* Problem statement *
Copy every entry word for word. Skip the pictures.

* Dataset rows *

--

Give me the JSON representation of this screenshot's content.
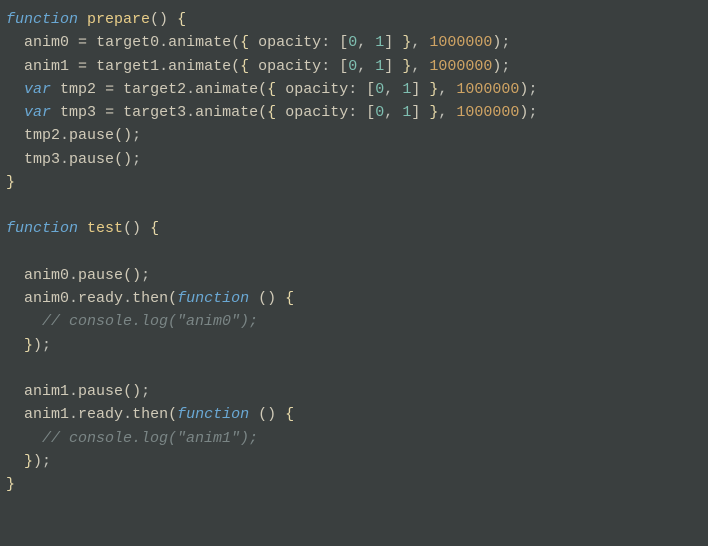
{
  "code": {
    "fn1_keyword": "function",
    "fn1_name": "prepare",
    "fn2_keyword": "function",
    "fn2_name": "test",
    "var_keyword": "var",
    "anim0": "anim0",
    "anim1": "anim1",
    "tmp2": "tmp2",
    "tmp3": "tmp3",
    "target0": "target0",
    "target1": "target1",
    "target2": "target2",
    "target3": "target3",
    "animate": "animate",
    "pause": "pause",
    "ready": "ready",
    "then": "then",
    "opacity": "opacity",
    "zero": "0",
    "one": "1",
    "duration": "1000000",
    "anon_fn": "function",
    "comment0": "// console.log(\"anim0\");",
    "comment1": "// console.log(\"anim1\");"
  }
}
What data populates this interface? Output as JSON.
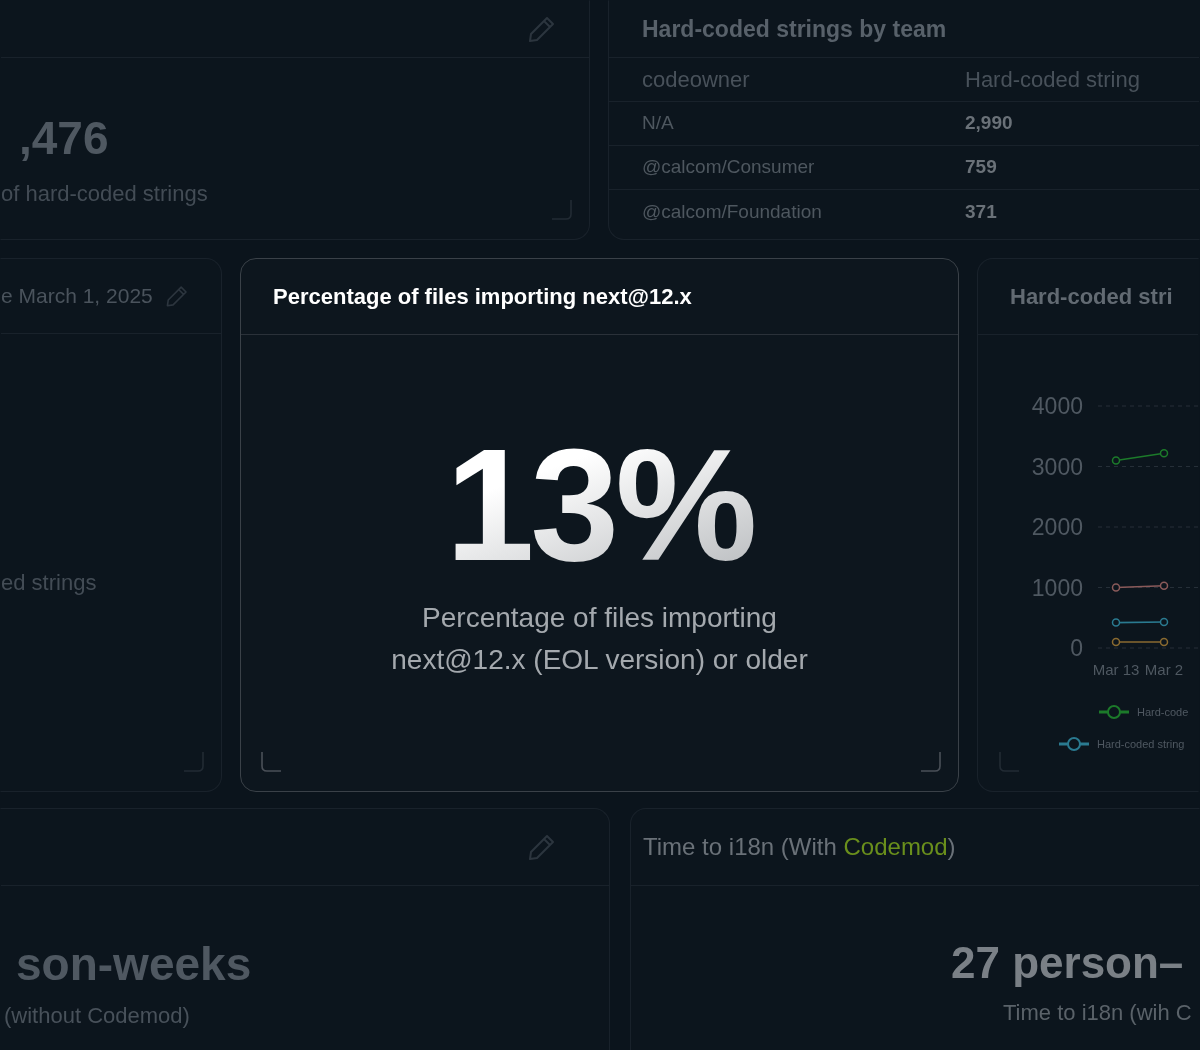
{
  "background_cards": [
    {
      "kind": "stat",
      "value": ",476",
      "caption": "of hard-coded strings"
    },
    {
      "kind": "table",
      "title": "Hard-coded strings by team",
      "columns": [
        "codeowner",
        "Hard-coded string"
      ],
      "rows": [
        [
          "N/A",
          "2,990"
        ],
        [
          "@calcom/Consumer",
          "759"
        ],
        [
          "@calcom/Foundation",
          "371"
        ]
      ]
    },
    {
      "kind": "stat",
      "title": "e March 1, 2025",
      "caption": "ed strings"
    },
    {
      "kind": "chart",
      "title": "Hard-coded stri",
      "chart_data": {
        "type": "line",
        "categories": [
          "Mar 13",
          "Mar 2"
        ],
        "ylim": [
          0,
          4000
        ],
        "yticks": [
          0,
          1000,
          2000,
          3000,
          4000
        ],
        "grid": true,
        "legend": true,
        "series": [
          {
            "name": "Hard-code",
            "color": "#1c7a2a",
            "marker": true,
            "values": [
              3100,
              3220
            ]
          },
          {
            "color": "#8a5a5a",
            "marker": true,
            "values": [
              1000,
              1030
            ]
          },
          {
            "name": "Hard-coded string",
            "color": "#2a7a90",
            "marker": true,
            "values": [
              420,
              430
            ]
          },
          {
            "color": "#8a6a30",
            "marker": true,
            "values": [
              100,
              100
            ]
          }
        ]
      }
    },
    {
      "kind": "stat",
      "value": "son-weeks",
      "caption": "(without Codemod)"
    },
    {
      "kind": "stat",
      "title": "Time to i18n (With ",
      "title_highlight": "Codemod",
      "title_after": ")",
      "value": "27 person–",
      "caption": "Time to i18n (wih C"
    }
  ],
  "focus_card": {
    "title": "Percentage of files importing next@12.x",
    "value": "13%",
    "description": "Percentage of files importing next@12.x (EOL version) or older"
  }
}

--

* In response *
Give me the JSON representation of this screenshot's content.
{
  "code": {
    "fn1_keyword": "function",
    "fn1_name": "prepare",
    "fn2_keyword": "function",
    "fn2_name": "test",
    "var_keyword": "var",
    "anim0": "anim0",
    "anim1": "anim1",
    "tmp2": "tmp2",
    "tmp3": "tmp3",
    "target0": "target0",
    "target1": "target1",
    "target2": "target2",
    "target3": "target3",
    "animate": "animate",
    "pause": "pause",
    "ready": "ready",
    "then": "then",
    "opacity": "opacity",
    "zero": "0",
    "one": "1",
    "duration": "1000000",
    "anon_fn": "function",
    "comment0": "// console.log(\"anim0\");",
    "comment1": "// console.log(\"anim1\");"
  }
}
What data populates this interface? Output as JSON.
{
  "background_cards": [
    {
      "kind": "stat",
      "value": ",476",
      "caption": "of hard-coded strings"
    },
    {
      "kind": "table",
      "title": "Hard-coded strings by team",
      "columns": [
        "codeowner",
        "Hard-coded string"
      ],
      "rows": [
        [
          "N/A",
          "2,990"
        ],
        [
          "@calcom/Consumer",
          "759"
        ],
        [
          "@calcom/Foundation",
          "371"
        ]
      ]
    },
    {
      "kind": "stat",
      "title": "e March 1, 2025",
      "caption": "ed strings"
    },
    {
      "kind": "chart",
      "title": "Hard-coded stri",
      "chart_data": {
        "type": "line",
        "categories": [
          "Mar 13",
          "Mar 2"
        ],
        "ylim": [
          0,
          4000
        ],
        "yticks": [
          0,
          1000,
          2000,
          3000,
          4000
        ],
        "grid": true,
        "legend": true,
        "series": [
          {
            "name": "Hard-code",
            "color": "#1c7a2a",
            "marker": true,
            "values": [
              3100,
              3220
            ]
          },
          {
            "color": "#8a5a5a",
            "marker": true,
            "values": [
              1000,
              1030
            ]
          },
          {
            "name": "Hard-coded string",
            "color": "#2a7a90",
            "marker": true,
            "values": [
              420,
              430
            ]
          },
          {
            "color": "#8a6a30",
            "marker": true,
            "values": [
              100,
              100
            ]
          }
        ]
      }
    },
    {
      "kind": "stat",
      "value": "son-weeks",
      "caption": "(without Codemod)"
    },
    {
      "kind": "stat",
      "title": "Time to i18n (With ",
      "title_highlight": "Codemod",
      "title_after": ")",
      "value": "27 person–",
      "caption": "Time to i18n (wih C"
    }
  ],
  "focus_card": {
    "title": "Percentage of files importing next@12.x",
    "value": "13%",
    "description": "Percentage of files importing next@12.x (EOL version) or older"
  }
}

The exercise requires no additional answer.